- [PROBLEM STATEMENT] Retype the whole listing exactly.

- [INFORMATION GIVEN]
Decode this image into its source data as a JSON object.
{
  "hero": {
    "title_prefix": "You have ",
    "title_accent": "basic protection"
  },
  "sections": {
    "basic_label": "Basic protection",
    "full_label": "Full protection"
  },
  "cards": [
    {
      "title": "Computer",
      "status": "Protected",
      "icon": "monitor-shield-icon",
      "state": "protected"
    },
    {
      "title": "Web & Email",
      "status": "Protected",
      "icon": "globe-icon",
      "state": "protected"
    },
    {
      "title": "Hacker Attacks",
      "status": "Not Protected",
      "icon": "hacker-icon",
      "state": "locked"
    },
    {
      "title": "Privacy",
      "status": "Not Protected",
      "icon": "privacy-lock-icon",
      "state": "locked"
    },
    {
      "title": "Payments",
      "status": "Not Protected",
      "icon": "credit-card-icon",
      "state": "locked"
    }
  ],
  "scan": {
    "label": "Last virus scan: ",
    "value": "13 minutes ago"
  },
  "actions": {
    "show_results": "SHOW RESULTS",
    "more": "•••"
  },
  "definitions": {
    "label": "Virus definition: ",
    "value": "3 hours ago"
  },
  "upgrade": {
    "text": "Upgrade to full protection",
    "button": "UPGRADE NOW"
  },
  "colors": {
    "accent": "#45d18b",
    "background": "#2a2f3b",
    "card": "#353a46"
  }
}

- [ANSWER TO THIS TASK]
Decode this image into its source data as a JSON object.
{
  "hero": {
    "title_prefix": "You have ",
    "title_accent": "basic protection"
  },
  "sections": {
    "basic_label": "Basic protection",
    "full_label": "Full protection"
  },
  "cards": [
    {
      "title": "Computer",
      "status": "Protected",
      "icon": "monitor-shield-icon",
      "state": "protected"
    },
    {
      "title": "Web & Email",
      "status": "Protected",
      "icon": "globe-icon",
      "state": "protected"
    },
    {
      "title": "Hacker Attacks",
      "status": "Not Protected",
      "icon": "hacker-icon",
      "state": "locked"
    },
    {
      "title": "Privacy",
      "status": "Not Protected",
      "icon": "privacy-lock-icon",
      "state": "locked"
    },
    {
      "title": "Payments",
      "status": "Not Protected",
      "icon": "credit-card-icon",
      "state": "locked"
    }
  ],
  "scan": {
    "label": "Last virus scan: ",
    "value": "13 minutes ago"
  },
  "actions": {
    "show_results": "SHOW RESULTS",
    "more": "•••"
  },
  "definitions": {
    "label": "Virus definition: ",
    "value": "3 hours ago"
  },
  "upgrade": {
    "text": "Upgrade to full protection",
    "button": "UPGRADE NOW"
  },
  "colors": {
    "accent": "#45d18b",
    "background": "#2a2f3b",
    "card": "#353a46"
  }
}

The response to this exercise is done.